◆ Stated task: Quote every line below exactly as it reads.

Items from a dataset
*-*-*

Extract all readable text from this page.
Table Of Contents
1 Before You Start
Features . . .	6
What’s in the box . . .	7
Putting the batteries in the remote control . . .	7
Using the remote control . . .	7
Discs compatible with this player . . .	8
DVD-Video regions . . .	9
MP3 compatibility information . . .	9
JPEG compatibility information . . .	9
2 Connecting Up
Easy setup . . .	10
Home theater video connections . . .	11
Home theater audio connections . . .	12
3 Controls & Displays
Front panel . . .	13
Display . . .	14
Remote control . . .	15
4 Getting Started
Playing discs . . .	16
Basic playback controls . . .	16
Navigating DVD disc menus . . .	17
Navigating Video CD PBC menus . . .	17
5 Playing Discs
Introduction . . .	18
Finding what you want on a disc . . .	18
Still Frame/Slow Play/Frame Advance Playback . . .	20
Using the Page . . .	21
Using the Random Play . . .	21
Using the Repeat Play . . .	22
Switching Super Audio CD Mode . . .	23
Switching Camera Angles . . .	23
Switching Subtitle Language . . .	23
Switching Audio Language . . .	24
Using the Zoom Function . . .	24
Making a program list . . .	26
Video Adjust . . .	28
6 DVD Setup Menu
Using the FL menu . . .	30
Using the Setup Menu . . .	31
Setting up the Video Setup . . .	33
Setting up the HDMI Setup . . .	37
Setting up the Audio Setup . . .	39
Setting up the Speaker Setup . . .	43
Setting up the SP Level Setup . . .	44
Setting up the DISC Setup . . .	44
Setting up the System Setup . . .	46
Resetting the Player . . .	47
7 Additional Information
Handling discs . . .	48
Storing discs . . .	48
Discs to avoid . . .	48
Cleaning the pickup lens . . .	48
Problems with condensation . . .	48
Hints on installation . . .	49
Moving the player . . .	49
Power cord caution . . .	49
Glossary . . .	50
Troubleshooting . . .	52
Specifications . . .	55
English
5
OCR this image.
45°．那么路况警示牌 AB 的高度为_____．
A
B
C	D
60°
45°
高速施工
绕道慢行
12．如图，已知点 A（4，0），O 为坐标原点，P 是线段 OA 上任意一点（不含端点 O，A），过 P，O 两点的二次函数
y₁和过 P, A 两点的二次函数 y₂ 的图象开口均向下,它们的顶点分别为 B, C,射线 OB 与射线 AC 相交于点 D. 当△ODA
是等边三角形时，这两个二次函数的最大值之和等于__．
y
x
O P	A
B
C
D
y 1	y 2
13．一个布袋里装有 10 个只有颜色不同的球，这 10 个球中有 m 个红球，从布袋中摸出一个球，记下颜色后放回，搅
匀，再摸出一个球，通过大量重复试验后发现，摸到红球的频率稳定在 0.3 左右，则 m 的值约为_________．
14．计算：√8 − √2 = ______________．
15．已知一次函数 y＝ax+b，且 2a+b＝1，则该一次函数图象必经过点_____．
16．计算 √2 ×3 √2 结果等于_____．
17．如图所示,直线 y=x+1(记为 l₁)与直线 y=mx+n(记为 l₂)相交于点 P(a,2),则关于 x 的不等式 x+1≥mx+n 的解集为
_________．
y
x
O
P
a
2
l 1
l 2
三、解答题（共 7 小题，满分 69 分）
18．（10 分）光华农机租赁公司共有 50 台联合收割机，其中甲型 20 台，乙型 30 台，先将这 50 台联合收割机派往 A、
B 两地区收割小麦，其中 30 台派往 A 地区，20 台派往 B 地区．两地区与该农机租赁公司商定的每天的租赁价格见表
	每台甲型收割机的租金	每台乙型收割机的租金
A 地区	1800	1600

*-*-*

◆ Written answer:
Extract all readable text from this page.
Table Of Contents
1 Before You Start
Features . . .	6
What’s in the box . . .	7
Putting the batteries in the remote control . . .	7
Using the remote control . . .	7
Discs compatible with this player . . .	8
DVD-Video regions . . .	9
MP3 compatibility information . . .	9
JPEG compatibility information . . .	9
2 Connecting Up
Easy setup . . .	10
Home theater video connections . . .	11
Home theater audio connections . . .	12
3 Controls & Displays
Front panel . . .	13
Display . . .	14
Remote control . . .	15
4 Getting Started
Playing discs . . .	16
Basic playback controls . . .	16
Navigating DVD disc menus . . .	17
Navigating Video CD PBC menus . . .	17
5 Playing Discs
Introduction . . .	18
Finding what you want on a disc . . .	18
Still Frame/Slow Play/Frame Advance Playback . . .	20
Using the Page . . .	21
Using the Random Play . . .	21
Using the Repeat Play . . .	22
Switching Super Audio CD Mode . . .	23
Switching Camera Angles . . .	23
Switching Subtitle Language . . .	23
Switching Audio Language . . .	24
Using the Zoom Function . . .	24
Making a program list . . .	26
Video Adjust . . .	28
6 DVD Setup Menu
Using the FL menu . . .	30
Using the Setup Menu . . .	31
Setting up the Video Setup . . .	33
Setting up the HDMI Setup . . .	37
Setting up the Audio Setup . . .	39
Setting up the Speaker Setup . . .	43
Setting up the SP Level Setup . . .	44
Setting up the DISC Setup . . .	44
Setting up the System Setup . . .	46
Resetting the Player . . .	47
7 Additional Information
Handling discs . . .	48
Storing discs . . .	48
Discs to avoid . . .	48
Cleaning the pickup lens . . .	48
Problems with condensation . . .	48
Hints on installation . . .	49
Moving the player . . .	49
Power cord caution . . .	49
Glossary . . .	50
Troubleshooting . . .	52
Specifications . . .	55
English
5
OCR this image.
45°．那么路况警示牌 AB 的高度为_____．
A
B
C	D
60°
45°
高速施工
绕道慢行
12．如图，已知点 A（4，0），O 为坐标原点，P 是线段 OA 上任意一点（不含端点 O，A），过 P，O 两点的二次函数
y₁和过 P, A 两点的二次函数 y₂ 的图象开口均向下,它们的顶点分别为 B, C,射线 OB 与射线 AC 相交于点 D. 当△ODA
是等边三角形时，这两个二次函数的最大值之和等于__．
y
x
O P	A
B
C
D
y 1	y 2
13．一个布袋里装有 10 个只有颜色不同的球，这 10 个球中有 m 个红球，从布袋中摸出一个球，记下颜色后放回，搅
匀，再摸出一个球，通过大量重复试验后发现，摸到红球的频率稳定在 0.3 左右，则 m 的值约为_________．
14．计算：√8 − √2 = ______________．
15．已知一次函数 y＝ax+b，且 2a+b＝1，则该一次函数图象必经过点_____．
16．计算 √2 ×3 √2 结果等于_____．
17．如图所示,直线 y=x+1(记为 l₁)与直线 y=mx+n(记为 l₂)相交于点 P(a,2),则关于 x 的不等式 x+1≥mx+n 的解集为
_________．
y
x
O
P
a
2
l 1
l 2
三、解答题（共 7 小题，满分 69 分）
18．（10 分）光华农机租赁公司共有 50 台联合收割机，其中甲型 20 台，乙型 30 台，先将这 50 台联合收割机派往 A、
B 两地区收割小麦，其中 30 台派往 A 地区，20 台派往 B 地区．两地区与该农机租赁公司商定的每天的租赁价格见表
	每台甲型收割机的租金	每台乙型收割机的租金
A 地区	1800	1600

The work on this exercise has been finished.